■ **WHAT YOU HAVE TO DO**: Render every line below as a Markdown table with two columns, "Number" and "Line", where each row gives the line's position and the line itself. Skip blank lines, and omit the pictures.

■ **INPUT FOR THIS TASK**:
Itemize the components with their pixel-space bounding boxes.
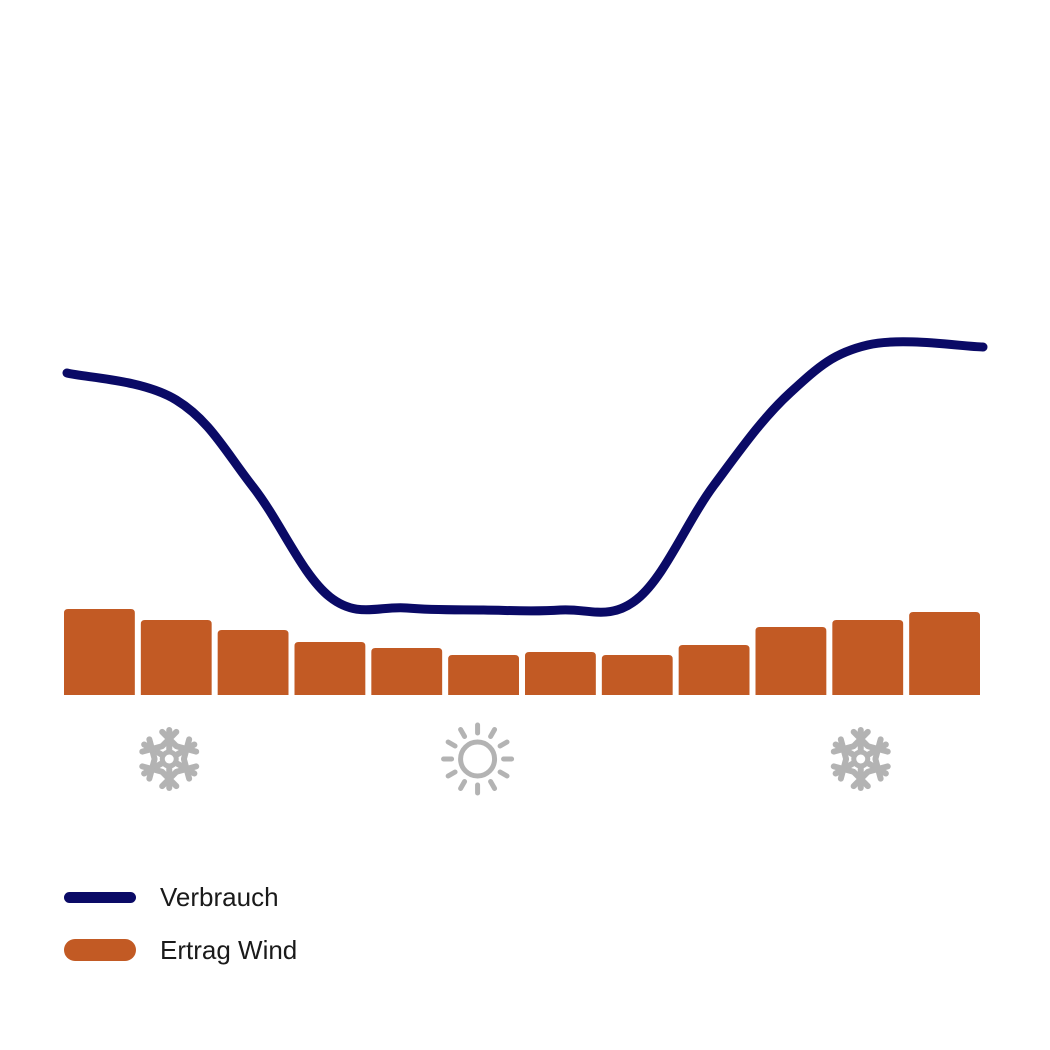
legend-swatch-verbrauch — [64, 891, 136, 903]
bar-5 — [371, 648, 443, 695]
bar-9 — [678, 645, 750, 695]
line-group — [62, 337, 988, 617]
bar-1 — [64, 609, 135, 695]
bar-7 — [525, 652, 596, 695]
legend-item-ertrag-wind: Ertrag Wind — [64, 930, 464, 970]
bar-4 — [294, 642, 366, 695]
legend-swatch-ertrag-wind — [64, 939, 136, 961]
bar-3 — [217, 630, 289, 695]
season-icons-group — [139, 722, 891, 796]
bar-12 — [909, 612, 980, 695]
snowflake-icon — [830, 727, 891, 791]
legend-label-ertrag-wind: Ertrag Wind — [160, 934, 298, 965]
series-line-verbrauch — [62, 337, 988, 617]
bar-2 — [140, 620, 212, 695]
bar-11 — [832, 620, 904, 695]
sun-icon — [441, 722, 515, 796]
legend-item-verbrauch: Verbrauch — [64, 877, 464, 917]
bar-10 — [755, 627, 827, 695]
snowflake-icon — [139, 727, 200, 791]
bar-6 — [448, 655, 519, 695]
legend-label-verbrauch: Verbrauch — [160, 881, 279, 912]
bars-group — [64, 609, 980, 695]
bar-8 — [601, 655, 673, 695]
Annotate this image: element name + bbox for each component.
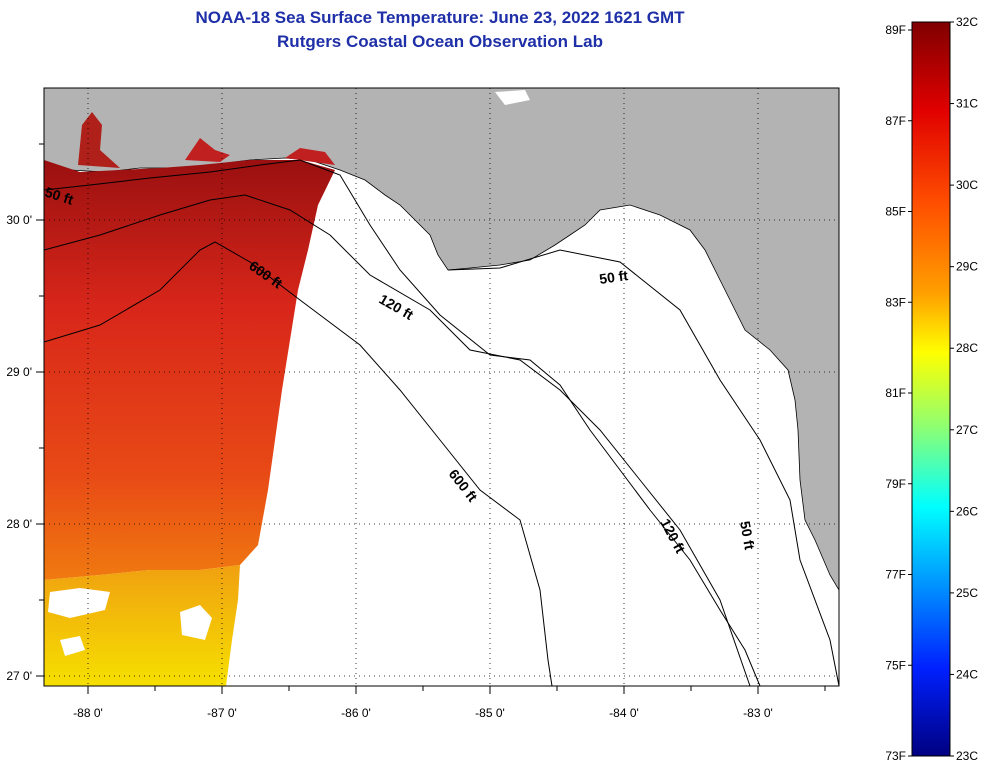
colorbar-f-label: 85F <box>885 205 906 219</box>
colorbar-f-label: 89F <box>885 23 906 37</box>
colorbar-f-label: 75F <box>885 658 906 672</box>
colorbar-c-label: 24C <box>956 667 978 681</box>
colorbar-c-label: 27C <box>956 423 978 437</box>
x-tick-label: -88 0' <box>73 706 103 720</box>
temperature-colorbar <box>911 21 951 757</box>
colorbar-f-label: 81F <box>885 386 906 400</box>
colorbar-c-label: 31C <box>956 97 978 111</box>
y-tick-label: 28 0' <box>6 517 32 531</box>
sst-warm-field <box>44 160 335 580</box>
colorbar-f-label: 77F <box>885 568 906 582</box>
y-tick-label: 29 0' <box>6 365 32 379</box>
colorbar-c-label: 26C <box>956 504 978 518</box>
colorbar-c-label: 30C <box>956 178 978 192</box>
colorbar-c-label: 23C <box>956 749 978 763</box>
x-tick-label: -86 0' <box>341 706 371 720</box>
colorbar-f-label: 73F <box>885 749 906 763</box>
colorbar-c-label: 32C <box>956 15 978 29</box>
colorbar-f-label: 79F <box>885 477 906 491</box>
x-tick-label: -83 0' <box>743 706 773 720</box>
colorbar-c-label: 28C <box>956 341 978 355</box>
sst-south-field <box>44 565 240 686</box>
map-subtitle: Rutgers Coastal Ocean Observation Lab <box>277 32 603 51</box>
y-tick-label: 30 0' <box>6 213 32 227</box>
y-tick-label: 27 0' <box>6 669 32 683</box>
contour-label: 50 ft <box>737 520 758 551</box>
colorbar-c-label: 29C <box>956 260 978 274</box>
colorbar-f-label: 87F <box>885 114 906 128</box>
contour-label: 50 ft <box>598 267 629 287</box>
colorbar-c-label: 25C <box>956 586 978 600</box>
x-tick-label: -84 0' <box>609 706 639 720</box>
map-title: NOAA-18 Sea Surface Temperature: June 23… <box>195 8 685 27</box>
x-tick-label: -87 0' <box>207 706 237 720</box>
x-tick-label: -85 0' <box>475 706 505 720</box>
colorbar-f-label: 83F <box>885 295 906 309</box>
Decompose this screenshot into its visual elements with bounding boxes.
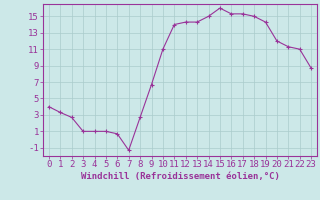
X-axis label: Windchill (Refroidissement éolien,°C): Windchill (Refroidissement éolien,°C) [81,172,279,181]
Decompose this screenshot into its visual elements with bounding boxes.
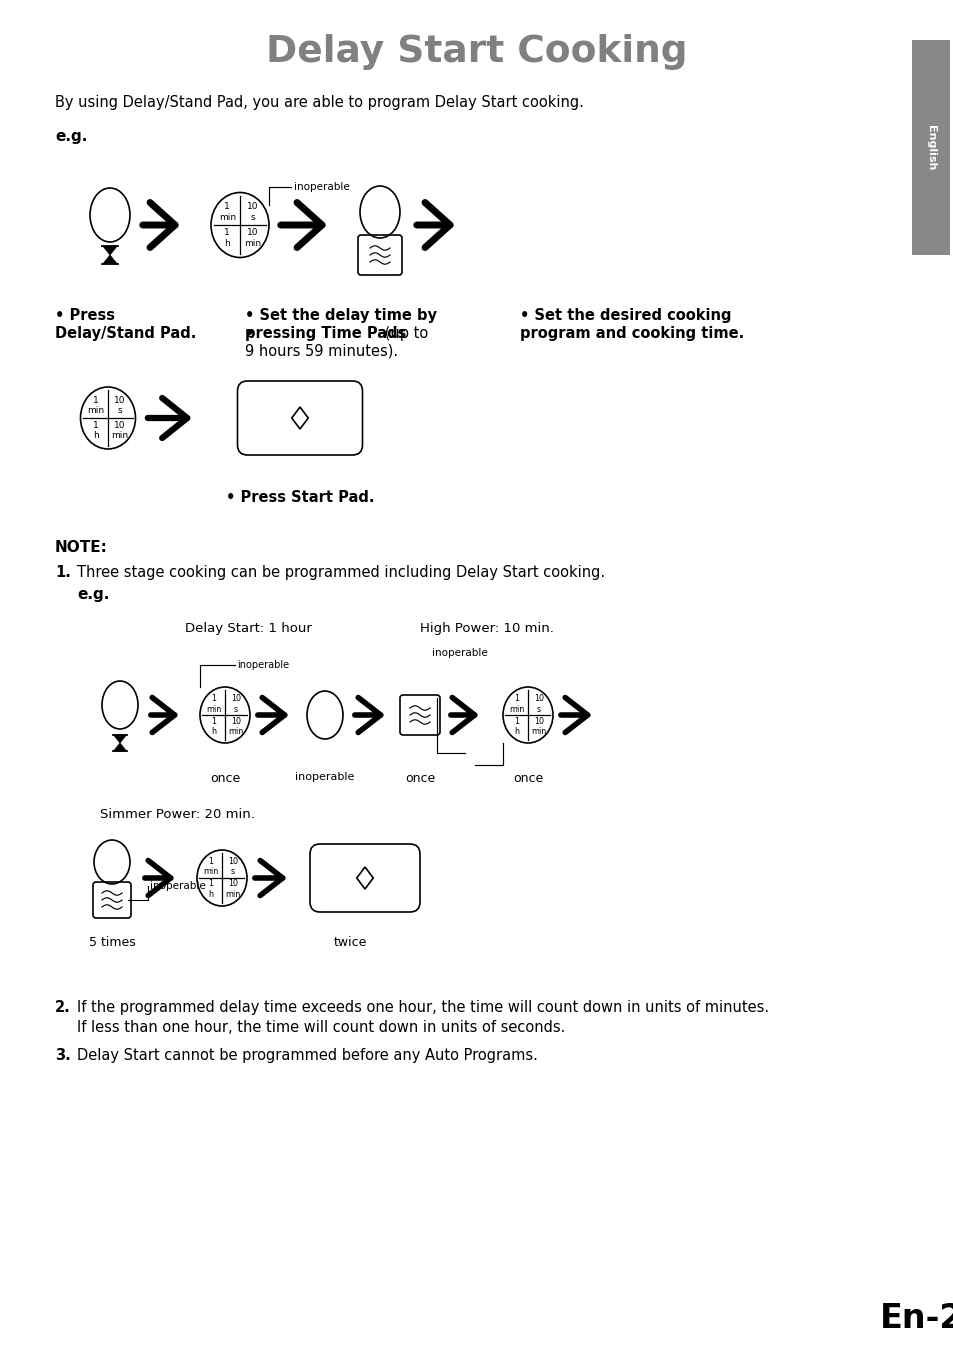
Text: e.g.: e.g. (77, 586, 110, 603)
Text: once: once (404, 771, 435, 785)
Text: 2.: 2. (55, 1000, 71, 1015)
Text: Delay Start cannot be programmed before any Auto Programs.: Delay Start cannot be programmed before … (77, 1048, 537, 1063)
Text: inoperable: inoperable (432, 648, 487, 658)
Text: inoperable: inoperable (150, 881, 206, 892)
Text: If the programmed delay time exceeds one hour, the time will count down in units: If the programmed delay time exceeds one… (77, 1000, 768, 1015)
Text: 1
min: 1 min (203, 857, 218, 877)
FancyBboxPatch shape (911, 41, 949, 255)
Text: 10
s: 10 s (534, 694, 543, 713)
Text: once: once (513, 771, 542, 785)
Text: English: English (925, 126, 935, 170)
Text: 5 times: 5 times (89, 936, 135, 948)
Text: 10
min: 10 min (112, 420, 129, 440)
Text: 10
s: 10 s (247, 203, 258, 222)
Text: 10
min: 10 min (225, 880, 240, 898)
Text: once: once (210, 771, 240, 785)
Text: 10
s: 10 s (228, 857, 237, 877)
Text: pressing Time Pads: pressing Time Pads (245, 326, 406, 340)
Text: 1
min: 1 min (218, 203, 235, 222)
Text: By using Delay/Stand Pad, you are able to program Delay Start cooking.: By using Delay/Stand Pad, you are able t… (55, 96, 583, 111)
Polygon shape (113, 743, 127, 751)
Text: En-27: En-27 (879, 1302, 953, 1335)
Text: •: • (245, 326, 259, 340)
Text: 9 hours 59 minutes).: 9 hours 59 minutes). (245, 345, 397, 359)
Text: 10
min: 10 min (228, 716, 243, 736)
Polygon shape (103, 255, 117, 263)
Text: inoperable: inoperable (236, 661, 289, 670)
Text: 1
h: 1 h (93, 420, 99, 440)
Text: Simmer Power: 20 min.: Simmer Power: 20 min. (100, 808, 254, 821)
Text: 1
h: 1 h (212, 716, 216, 736)
Text: Three stage cooking can be programmed including Delay Start cooking.: Three stage cooking can be programmed in… (77, 565, 604, 580)
Text: e.g.: e.g. (55, 130, 88, 145)
Text: 3.: 3. (55, 1048, 71, 1063)
Text: 10
s: 10 s (231, 694, 241, 713)
Text: • Set the delay time by: • Set the delay time by (245, 308, 436, 323)
Text: 1
min: 1 min (509, 694, 524, 713)
Text: • Press: • Press (55, 308, 115, 323)
Text: High Power: 10 min.: High Power: 10 min. (419, 621, 554, 635)
Text: NOTE:: NOTE: (55, 540, 108, 555)
Text: • Set the desired cooking: • Set the desired cooking (519, 308, 731, 323)
Text: 1
min: 1 min (88, 396, 104, 415)
Text: (up to: (up to (379, 326, 428, 340)
Text: 10
s: 10 s (114, 396, 126, 415)
Text: 1.: 1. (55, 565, 71, 580)
Text: program and cooking time.: program and cooking time. (519, 326, 743, 340)
Text: 1
min: 1 min (206, 694, 221, 713)
Text: Delay Start Cooking: Delay Start Cooking (266, 34, 687, 70)
Text: 1
h: 1 h (514, 716, 519, 736)
Text: 1
h: 1 h (224, 228, 230, 247)
Text: 1
h: 1 h (209, 880, 213, 898)
Text: twice: twice (333, 936, 366, 948)
Text: Delay Start: 1 hour: Delay Start: 1 hour (185, 621, 312, 635)
Text: Delay/Stand Pad.: Delay/Stand Pad. (55, 326, 196, 340)
Text: • Press Start Pad.: • Press Start Pad. (226, 490, 374, 505)
Text: 10
min: 10 min (244, 228, 261, 247)
Text: 10
min: 10 min (531, 716, 546, 736)
Polygon shape (113, 735, 127, 743)
Polygon shape (103, 246, 117, 255)
Text: If less than one hour, the time will count down in units of seconds.: If less than one hour, the time will cou… (77, 1020, 565, 1035)
Text: inoperable: inoperable (294, 182, 350, 192)
Text: inoperable: inoperable (295, 771, 355, 782)
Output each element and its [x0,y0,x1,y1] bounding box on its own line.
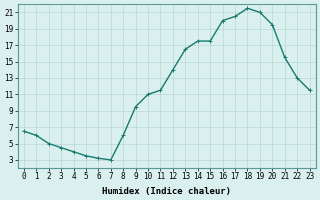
X-axis label: Humidex (Indice chaleur): Humidex (Indice chaleur) [102,187,231,196]
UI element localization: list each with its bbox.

■ **THE OUTPUT**:
| Number | Line |
|---|---|
| 1 | Itemize the components with their pixel-space bounding boxes. |
| 2 | legend-swatch-verbrauch — [64, 891, 136, 903] |
| 3 | bar-5 — [371, 648, 443, 695] |
| 4 | bar-9 — [678, 645, 750, 695] |
| 5 | line-group — [62, 337, 988, 617] |
| 6 | bar-1 — [64, 609, 135, 695] |
| 7 | bar-7 — [525, 652, 596, 695] |
| 8 | legend-item-ertrag-wind: Ertrag Wind — [64, 930, 464, 970] |
| 9 | bar-4 — [294, 642, 366, 695] |
| 10 | legend-swatch-ertrag-wind — [64, 939, 136, 961] |
| 11 | bar-3 — [217, 630, 289, 695] |
| 12 | season-icons-group — [139, 722, 891, 796] |
| 13 | bar-12 — [909, 612, 980, 695] |
| 14 | snowflake-icon — [830, 727, 891, 791] |
| 15 | legend-label-ertrag-wind: Ertrag Wind — [160, 934, 298, 965] |
| 16 | series-line-verbrauch — [62, 337, 988, 617] |
| 17 | bar-2 — [140, 620, 212, 695] |
| 18 | bar-11 — [832, 620, 904, 695] |
| 19 | sun-icon — [441, 722, 515, 796] |
| 20 | legend-item-verbrauch: Verbrauch — [64, 877, 464, 917] |
| 21 | bar-10 — [755, 627, 827, 695] |
| 22 | snowflake-icon — [139, 727, 200, 791] |
| 23 | bar-6 — [448, 655, 519, 695] |
| 24 | legend-label-verbrauch: Verbrauch — [160, 881, 279, 912] |
| 25 | bars-group — [64, 609, 980, 695] |
| 26 | bar-8 — [601, 655, 673, 695] |
| 27 | Annotate this image: element name + bbox for each component. |
| 28 | colorbar-f-label: 85F <box>885 205 906 219</box> |
| 29 | colorbar-f-label: 89F <box>885 23 906 37</box> |
| 30 | colorbar-f-label: 75F <box>885 658 906 672</box> |
| 31 | colorbar-c-label: 24C <box>956 667 978 681</box> |
| 32 | colorbar-c-label: 27C <box>956 423 978 437</box> |
| 33 | x-tick-label: -88 0' <box>73 706 103 720</box> |
| 34 | temperature-colorbar <box>911 21 951 757</box> |
| 35 | colorbar-f-label: 81F <box>885 386 906 400</box> |
| 36 | colorbar-c-label: 31C <box>956 97 978 111</box> |
| 37 | y-tick-label: 28 0' <box>6 517 32 531</box> |
| 38 | sst-warm-field <box>44 160 335 580</box> |
| 39 | colorbar-f-label: 77F <box>885 568 906 582</box> |
| 40 | y-tick-label: 29 0' <box>6 365 32 379</box> |
| 41 | colorbar-c-label: 26C <box>956 504 978 518</box> |
| 42 | colorbar-c-label: 30C <box>956 178 978 192</box> |
| 43 | colorbar-c-label: 23C <box>956 749 978 763</box> |
| 44 | x-tick-label: -86 0' <box>341 706 371 720</box> |
| 45 | colorbar-f-label: 73F <box>885 749 906 763</box> |
| 46 | colorbar-c-label: 32C <box>956 15 978 29</box> |
| 47 | colorbar-f-label: 79F <box>885 477 906 491</box> |
| 48 | x-tick-label: -83 0' <box>743 706 773 720</box> |
| 49 | colorbar-c-label: 28C <box>956 341 978 355</box> |
| 50 | sst-south-field <box>44 565 240 686</box> |
| 51 | map-subtitle: Rutgers Coastal Ocean Observation Lab <box>277 32 603 51</box> |
| 52 | y-tick-label: 30 0' <box>6 213 32 227</box> |
| 53 | y-tick-label: 27 0' <box>6 669 32 683</box> |
| 54 | contour-label: 50 ft <box>737 520 758 551</box> |
| 55 | colorbar-c-label: 29C <box>956 260 978 274</box> |
| 56 | colorbar-f-label: 87F <box>885 114 906 128</box> |
| 57 | contour-label: 50 ft <box>598 267 629 287</box> |
| 58 | colorbar-c-label: 25C <box>956 586 978 600</box> |
| 59 | x-tick-label: -84 0' <box>609 706 639 720</box> |
| 60 | map-title: NOAA-18 Sea Surface Temperature: June 23… <box>195 8 685 27</box> |
| 61 | x-tick-label: -87 0' <box>207 706 237 720</box> |
| 62 | x-tick-label: -85 0' <box>475 706 505 720</box> |
| 63 | colorbar-f-label: 83F <box>885 295 906 309</box> |
| 64 | Decompose this screenshot into its visual elements with bounding boxes. |
| 65 | X-axis label: Windchill (Refroidissement éolien,°C): Windchill (Refroidissement éolien,°C) [81,172,279,181] |
| 66 | Decompose this screenshot into its visual elements with bounding boxes. |
| 67 | Text: e.g.: e.g. (77, 586, 110, 603) |
| 68 | Text: once: once (404, 771, 435, 785) |
| 69 | Text: 2.: 2. (55, 1000, 71, 1015) |
| 70 | Text: Delay Start cannot be programmed before any Auto Programs.: Delay Start cannot be programmed before … (77, 1048, 537, 1063) |
| 71 | Text: inoperable: inoperable (432, 648, 487, 658) |
| 72 | Text: inoperable: inoperable (150, 881, 206, 892) |
| 73 | Text: If the programmed delay time exceeds one hour, the time will count down in units: If the programmed delay time exceeds one… (77, 1000, 768, 1015) |
| 74 | Text: 1 |
| 75 | min: 1 min (203, 857, 218, 877) |
| 76 | FancyBboxPatch shape (911, 41, 949, 255) |
| 77 | Text: 10 |
| 78 | s: 10 s (534, 694, 543, 713) |
| 79 | Text: once: once (513, 771, 542, 785) |
| 80 | Text: English: English (925, 126, 935, 170) |
| 81 | Text: 5 times: 5 times (89, 936, 135, 948) |
| 82 | Text: 10 |
| 83 | min: 10 min (112, 420, 129, 440) |
| 84 | Text: 10 |
| 85 | s: 10 s (247, 203, 258, 222) |
| 86 | Text: 10 |
| 87 | min: 10 min (225, 880, 240, 898) |
| 88 | Text: once: once (210, 771, 240, 785) |
| 89 | Text: 10 |
| 90 | s: 10 s (228, 857, 237, 877) |
| 91 | Text: pressing Time Pads: pressing Time Pads (245, 326, 406, 340) |
| 92 | Text: 1 |
| 93 | min: 1 min (218, 203, 235, 222) |
| 94 | Text: By using Delay/Stand Pad, you are able to program Delay Start cooking.: By using Delay/Stand Pad, you are able t… (55, 96, 583, 111) |
| 95 | Polygon shape (113, 743, 127, 751) |
| 96 | Text: En-27: En-27 (879, 1302, 953, 1335) |
| 97 | Text: •: • (245, 326, 259, 340) |
| 98 | Text: 9 hours 59 minutes).: 9 hours 59 minutes). (245, 345, 397, 359) |
| 99 | Text: 10 |
| 100 | min: 10 min (228, 716, 243, 736) |
| 101 | Polygon shape (103, 255, 117, 263) |
| 102 | Text: inoperable: inoperable (236, 661, 289, 670) |
| 103 | Text: 1 |
| 104 | h: 1 h (93, 420, 99, 440) |
| 105 | Text: Simmer Power: 20 min.: Simmer Power: 20 min. (100, 808, 254, 821) |
| 106 | Text: 1 |
| 107 | h: 1 h (212, 716, 216, 736) |
| 108 | Text: Three stage cooking can be programmed including Delay Start cooking.: Three stage cooking can be programmed in… (77, 565, 604, 580) |
| 109 | Text: e.g.: e.g. (55, 130, 88, 145) |
| 110 | Text: 3.: 3. (55, 1048, 71, 1063) |
| 111 | Text: 10 |
| 112 | s: 10 s (231, 694, 241, 713) |
| 113 | Text: • Set the delay time by: • Set the delay time by (245, 308, 436, 323) |
| 114 | Text: 1 |
| 115 | min: 1 min (509, 694, 524, 713) |
| 116 | Text: • Press: • Press (55, 308, 115, 323) |
| 117 | Text: High Power: 10 min.: High Power: 10 min. (419, 621, 554, 635) |
| 118 | Text: NOTE:: NOTE: (55, 540, 108, 555) |
| 119 | Text: • Set the desired cooking: • Set the desired cooking (519, 308, 731, 323) |
| 120 | Text: 1 |
| 121 | min: 1 min (88, 396, 104, 415) |
| 122 | Text: (up to: (up to (379, 326, 428, 340) |
| 123 | Text: 10 |
| 124 | s: 10 s (114, 396, 126, 415) |
| 125 | Text: 1.: 1. (55, 565, 71, 580) |
| 126 | Text: program and cooking time.: program and cooking time. (519, 326, 743, 340) |
| 127 | Text: 1 |
| 128 | min: 1 min (206, 694, 221, 713) |
| 129 | Text: Delay Start Cooking: Delay Start Cooking (266, 34, 687, 70) |
| 130 | Text: 1 |
| 131 | h: 1 h (514, 716, 519, 736) |
| 132 | Text: 1 |
| 133 | h: 1 h (224, 228, 230, 247) |
| 134 | Text: 1 |
| 135 | h: 1 h (209, 880, 213, 898) |
| 136 | Text: twice: twice (333, 936, 366, 948) |
| 137 | Text: Delay Start: 1 hour: Delay Start: 1 hour (185, 621, 312, 635) |
| 138 | Text: Delay/Stand Pad.: Delay/Stand Pad. (55, 326, 196, 340) |
| 139 | Text: • Press Start Pad.: • Press Start Pad. (226, 490, 374, 505) |
| 140 | Text: 10 |
| 141 | min: 10 min (244, 228, 261, 247) |
| 142 | Text: 10 |
| 143 | min: 10 min (531, 716, 546, 736) |
| 144 | Polygon shape (113, 735, 127, 743) |
| 145 | Polygon shape (103, 246, 117, 255) |
| 146 | Text: If less than one hour, the time will count down in units of seconds.: If less than one hour, the time will cou… (77, 1020, 565, 1035) |
| 147 | Text: inoperable: inoperable (294, 182, 350, 192) |
| 148 | Text: inoperable: inoperable (295, 771, 355, 782) |
| 149 | Output each element and its [x0,y0,x1,y1] bounding box on its own line. |
| 150 | X-axis label: Humidex (Indice chaleur): Humidex (Indice chaleur) [102,187,231,196] |
| 151 | UI element localization: list each with its bbox. |